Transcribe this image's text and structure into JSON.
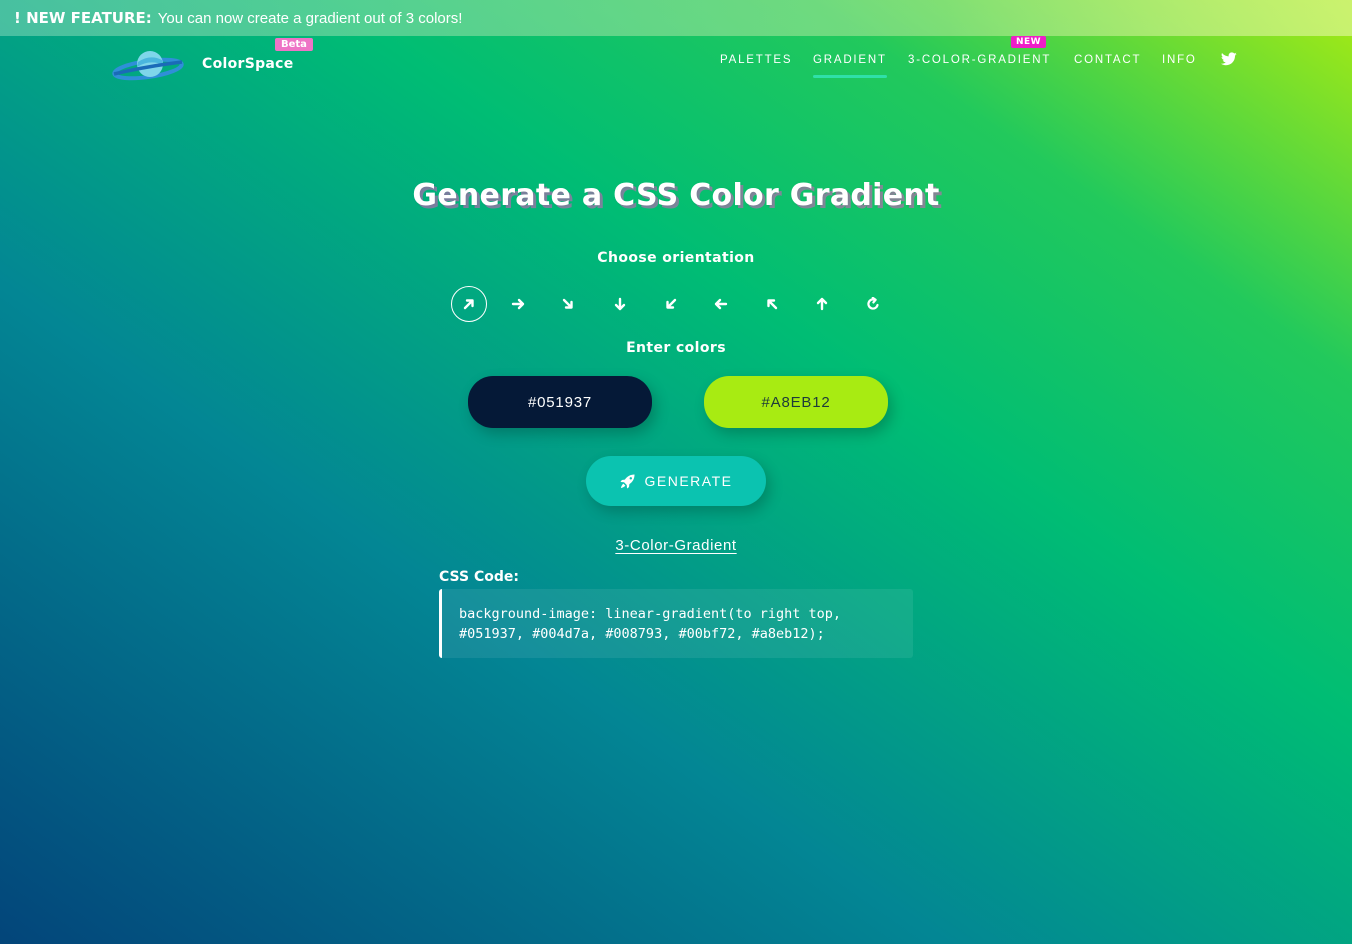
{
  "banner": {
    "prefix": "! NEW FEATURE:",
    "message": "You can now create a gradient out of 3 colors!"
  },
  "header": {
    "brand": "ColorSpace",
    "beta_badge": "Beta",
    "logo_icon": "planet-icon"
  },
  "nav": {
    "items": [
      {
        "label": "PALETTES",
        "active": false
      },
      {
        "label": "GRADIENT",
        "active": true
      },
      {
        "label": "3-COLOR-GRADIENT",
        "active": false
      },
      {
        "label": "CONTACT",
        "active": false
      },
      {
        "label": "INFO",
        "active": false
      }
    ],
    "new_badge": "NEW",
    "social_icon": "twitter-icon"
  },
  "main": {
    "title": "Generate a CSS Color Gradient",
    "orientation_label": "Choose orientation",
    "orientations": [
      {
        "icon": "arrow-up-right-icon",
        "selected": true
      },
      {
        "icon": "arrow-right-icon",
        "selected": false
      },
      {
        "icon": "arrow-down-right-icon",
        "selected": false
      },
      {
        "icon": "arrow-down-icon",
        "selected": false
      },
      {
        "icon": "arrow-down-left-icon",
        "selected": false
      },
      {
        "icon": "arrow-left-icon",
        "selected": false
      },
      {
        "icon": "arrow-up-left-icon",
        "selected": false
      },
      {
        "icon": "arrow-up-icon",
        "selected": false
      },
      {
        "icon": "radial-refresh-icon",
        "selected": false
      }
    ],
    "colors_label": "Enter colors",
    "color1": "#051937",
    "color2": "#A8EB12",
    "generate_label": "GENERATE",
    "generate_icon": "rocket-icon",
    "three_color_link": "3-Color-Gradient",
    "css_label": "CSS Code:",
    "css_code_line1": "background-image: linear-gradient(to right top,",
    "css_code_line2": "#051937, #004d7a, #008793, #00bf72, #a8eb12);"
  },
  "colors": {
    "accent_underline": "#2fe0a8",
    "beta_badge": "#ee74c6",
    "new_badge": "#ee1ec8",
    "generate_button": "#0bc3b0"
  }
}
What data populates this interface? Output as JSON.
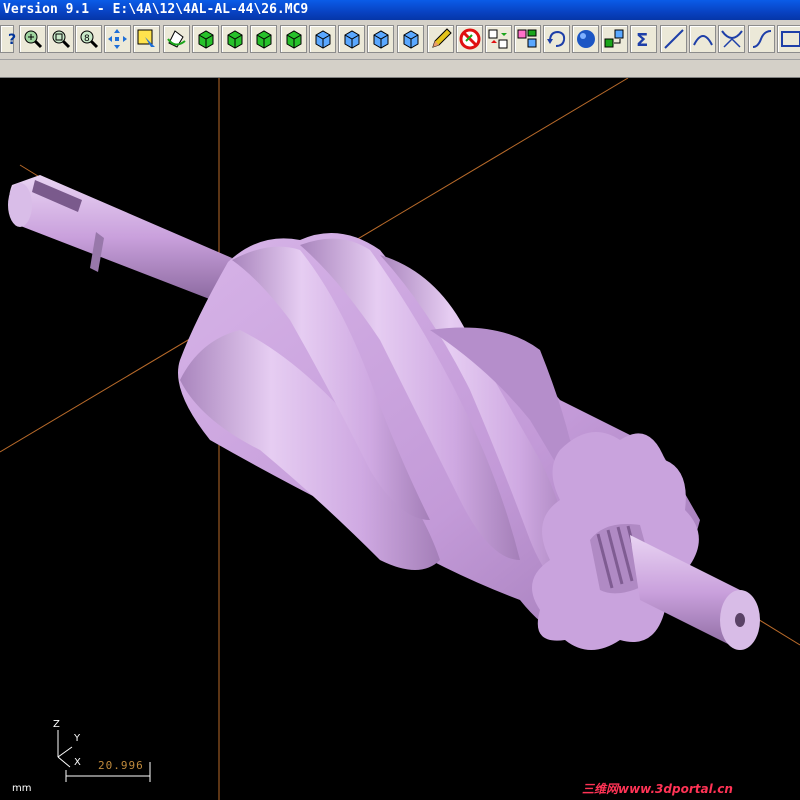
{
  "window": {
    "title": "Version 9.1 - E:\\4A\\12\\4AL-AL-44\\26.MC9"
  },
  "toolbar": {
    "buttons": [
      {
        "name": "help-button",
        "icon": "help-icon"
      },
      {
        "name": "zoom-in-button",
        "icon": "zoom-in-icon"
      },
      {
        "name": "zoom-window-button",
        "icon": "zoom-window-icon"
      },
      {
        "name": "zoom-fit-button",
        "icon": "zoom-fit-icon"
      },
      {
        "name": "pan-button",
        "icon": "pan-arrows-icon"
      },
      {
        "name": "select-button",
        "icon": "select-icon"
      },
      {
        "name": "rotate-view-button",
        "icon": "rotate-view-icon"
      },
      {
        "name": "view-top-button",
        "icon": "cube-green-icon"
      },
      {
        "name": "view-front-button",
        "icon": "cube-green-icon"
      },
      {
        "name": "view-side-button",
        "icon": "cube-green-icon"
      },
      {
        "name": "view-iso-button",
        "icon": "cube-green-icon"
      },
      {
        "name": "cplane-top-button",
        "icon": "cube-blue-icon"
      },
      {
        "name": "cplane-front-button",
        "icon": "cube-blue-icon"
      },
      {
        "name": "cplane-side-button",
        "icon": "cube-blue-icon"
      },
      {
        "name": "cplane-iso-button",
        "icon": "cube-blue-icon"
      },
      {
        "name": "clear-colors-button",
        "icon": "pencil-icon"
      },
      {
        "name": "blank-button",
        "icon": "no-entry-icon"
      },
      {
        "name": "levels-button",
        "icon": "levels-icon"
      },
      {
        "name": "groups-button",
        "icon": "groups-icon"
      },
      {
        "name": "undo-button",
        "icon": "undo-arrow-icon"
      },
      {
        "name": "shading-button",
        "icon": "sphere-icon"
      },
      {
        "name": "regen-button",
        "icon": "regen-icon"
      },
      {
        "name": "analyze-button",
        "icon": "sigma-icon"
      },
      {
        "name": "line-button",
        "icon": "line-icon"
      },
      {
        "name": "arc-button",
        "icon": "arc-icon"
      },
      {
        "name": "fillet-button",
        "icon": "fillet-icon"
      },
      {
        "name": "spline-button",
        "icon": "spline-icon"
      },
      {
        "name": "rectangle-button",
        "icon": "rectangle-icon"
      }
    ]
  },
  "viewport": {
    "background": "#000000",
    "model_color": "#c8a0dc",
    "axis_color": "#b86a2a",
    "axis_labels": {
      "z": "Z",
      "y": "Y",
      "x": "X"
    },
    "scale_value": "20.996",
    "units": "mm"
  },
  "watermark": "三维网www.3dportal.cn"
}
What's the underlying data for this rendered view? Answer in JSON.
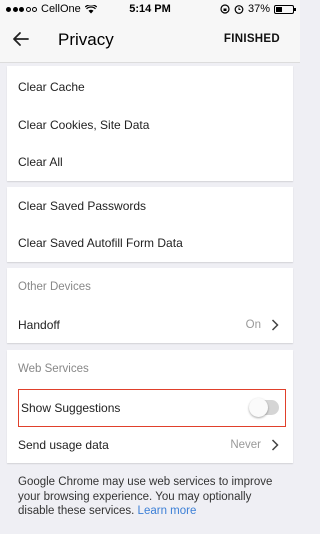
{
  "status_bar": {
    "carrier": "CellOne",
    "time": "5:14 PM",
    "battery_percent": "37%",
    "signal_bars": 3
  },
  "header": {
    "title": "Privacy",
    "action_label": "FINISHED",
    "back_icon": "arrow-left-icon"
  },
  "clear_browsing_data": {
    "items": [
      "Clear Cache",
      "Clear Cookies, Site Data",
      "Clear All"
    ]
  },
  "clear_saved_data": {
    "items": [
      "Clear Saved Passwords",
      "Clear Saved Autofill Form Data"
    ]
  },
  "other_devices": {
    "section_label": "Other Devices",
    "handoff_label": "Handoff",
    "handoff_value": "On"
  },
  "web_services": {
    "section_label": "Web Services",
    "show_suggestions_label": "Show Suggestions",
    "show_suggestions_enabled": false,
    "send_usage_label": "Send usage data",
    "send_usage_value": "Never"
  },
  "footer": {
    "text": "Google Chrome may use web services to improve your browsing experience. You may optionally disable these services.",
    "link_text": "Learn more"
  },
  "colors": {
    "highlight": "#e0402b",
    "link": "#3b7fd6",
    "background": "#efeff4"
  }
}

═══

# Brief:
Extract the entries in full, exactly as they are, minus the pictures.

# Task result:
Transcribe this image's text and structure into JSON.
{
  "banner": {
    "prefix": "! NEW FEATURE:",
    "message": "You can now create a gradient out of 3 colors!"
  },
  "header": {
    "brand": "ColorSpace",
    "beta_badge": "Beta",
    "logo_icon": "planet-icon"
  },
  "nav": {
    "items": [
      {
        "label": "PALETTES",
        "active": false
      },
      {
        "label": "GRADIENT",
        "active": true
      },
      {
        "label": "3-COLOR-GRADIENT",
        "active": false
      },
      {
        "label": "CONTACT",
        "active": false
      },
      {
        "label": "INFO",
        "active": false
      }
    ],
    "new_badge": "NEW",
    "social_icon": "twitter-icon"
  },
  "main": {
    "title": "Generate a CSS Color Gradient",
    "orientation_label": "Choose orientation",
    "orientations": [
      {
        "icon": "arrow-up-right-icon",
        "selected": true
      },
      {
        "icon": "arrow-right-icon",
        "selected": false
      },
      {
        "icon": "arrow-down-right-icon",
        "selected": false
      },
      {
        "icon": "arrow-down-icon",
        "selected": false
      },
      {
        "icon": "arrow-down-left-icon",
        "selected": false
      },
      {
        "icon": "arrow-left-icon",
        "selected": false
      },
      {
        "icon": "arrow-up-left-icon",
        "selected": false
      },
      {
        "icon": "arrow-up-icon",
        "selected": false
      },
      {
        "icon": "radial-refresh-icon",
        "selected": false
      }
    ],
    "colors_label": "Enter colors",
    "color1": "#051937",
    "color2": "#A8EB12",
    "generate_label": "GENERATE",
    "generate_icon": "rocket-icon",
    "three_color_link": "3-Color-Gradient",
    "css_label": "CSS Code:",
    "css_code_line1": "background-image: linear-gradient(to right top,",
    "css_code_line2": "#051937, #004d7a, #008793, #00bf72, #a8eb12);"
  },
  "colors": {
    "accent_underline": "#2fe0a8",
    "beta_badge": "#ee74c6",
    "new_badge": "#ee1ec8",
    "generate_button": "#0bc3b0"
  }
}
What data populates this interface? Output as JSON.
{
  "window": {
    "title": "Version 9.1 - E:\\4A\\12\\4AL-AL-44\\26.MC9"
  },
  "toolbar": {
    "buttons": [
      {
        "name": "help-button",
        "icon": "help-icon"
      },
      {
        "name": "zoom-in-button",
        "icon": "zoom-in-icon"
      },
      {
        "name": "zoom-window-button",
        "icon": "zoom-window-icon"
      },
      {
        "name": "zoom-fit-button",
        "icon": "zoom-fit-icon"
      },
      {
        "name": "pan-button",
        "icon": "pan-arrows-icon"
      },
      {
        "name": "select-button",
        "icon": "select-icon"
      },
      {
        "name": "rotate-view-button",
        "icon": "rotate-view-icon"
      },
      {
        "name": "view-top-button",
        "icon": "cube-green-icon"
      },
      {
        "name": "view-front-button",
        "icon": "cube-green-icon"
      },
      {
        "name": "view-side-button",
        "icon": "cube-green-icon"
      },
      {
        "name": "view-iso-button",
        "icon": "cube-green-icon"
      },
      {
        "name": "cplane-top-button",
        "icon": "cube-blue-icon"
      },
      {
        "name": "cplane-front-button",
        "icon": "cube-blue-icon"
      },
      {
        "name": "cplane-side-button",
        "icon": "cube-blue-icon"
      },
      {
        "name": "cplane-iso-button",
        "icon": "cube-blue-icon"
      },
      {
        "name": "clear-colors-button",
        "icon": "pencil-icon"
      },
      {
        "name": "blank-button",
        "icon": "no-entry-icon"
      },
      {
        "name": "levels-button",
        "icon": "levels-icon"
      },
      {
        "name": "groups-button",
        "icon": "groups-icon"
      },
      {
        "name": "undo-button",
        "icon": "undo-arrow-icon"
      },
      {
        "name": "shading-button",
        "icon": "sphere-icon"
      },
      {
        "name": "regen-button",
        "icon": "regen-icon"
      },
      {
        "name": "analyze-button",
        "icon": "sigma-icon"
      },
      {
        "name": "line-button",
        "icon": "line-icon"
      },
      {
        "name": "arc-button",
        "icon": "arc-icon"
      },
      {
        "name": "fillet-button",
        "icon": "fillet-icon"
      },
      {
        "name": "spline-button",
        "icon": "spline-icon"
      },
      {
        "name": "rectangle-button",
        "icon": "rectangle-icon"
      }
    ]
  },
  "viewport": {
    "background": "#000000",
    "model_color": "#c8a0dc",
    "axis_color": "#b86a2a",
    "axis_labels": {
      "z": "Z",
      "y": "Y",
      "x": "X"
    },
    "scale_value": "20.996",
    "units": "mm"
  },
  "watermark": "三维网www.3dportal.cn"
}
What's the underlying data for this rendered view? Answer in JSON.
{
  "status_bar": {
    "carrier": "CellOne",
    "time": "5:14 PM",
    "battery_percent": "37%",
    "signal_bars": 3
  },
  "header": {
    "title": "Privacy",
    "action_label": "FINISHED",
    "back_icon": "arrow-left-icon"
  },
  "clear_browsing_data": {
    "items": [
      "Clear Cache",
      "Clear Cookies, Site Data",
      "Clear All"
    ]
  },
  "clear_saved_data": {
    "items": [
      "Clear Saved Passwords",
      "Clear Saved Autofill Form Data"
    ]
  },
  "other_devices": {
    "section_label": "Other Devices",
    "handoff_label": "Handoff",
    "handoff_value": "On"
  },
  "web_services": {
    "section_label": "Web Services",
    "show_suggestions_label": "Show Suggestions",
    "show_suggestions_enabled": false,
    "send_usage_label": "Send usage data",
    "send_usage_value": "Never"
  },
  "footer": {
    "text": "Google Chrome may use web services to improve your browsing experience. You may optionally disable these services.",
    "link_text": "Learn more"
  },
  "colors": {
    "highlight": "#e0402b",
    "link": "#3b7fd6",
    "background": "#efeff4"
  }
}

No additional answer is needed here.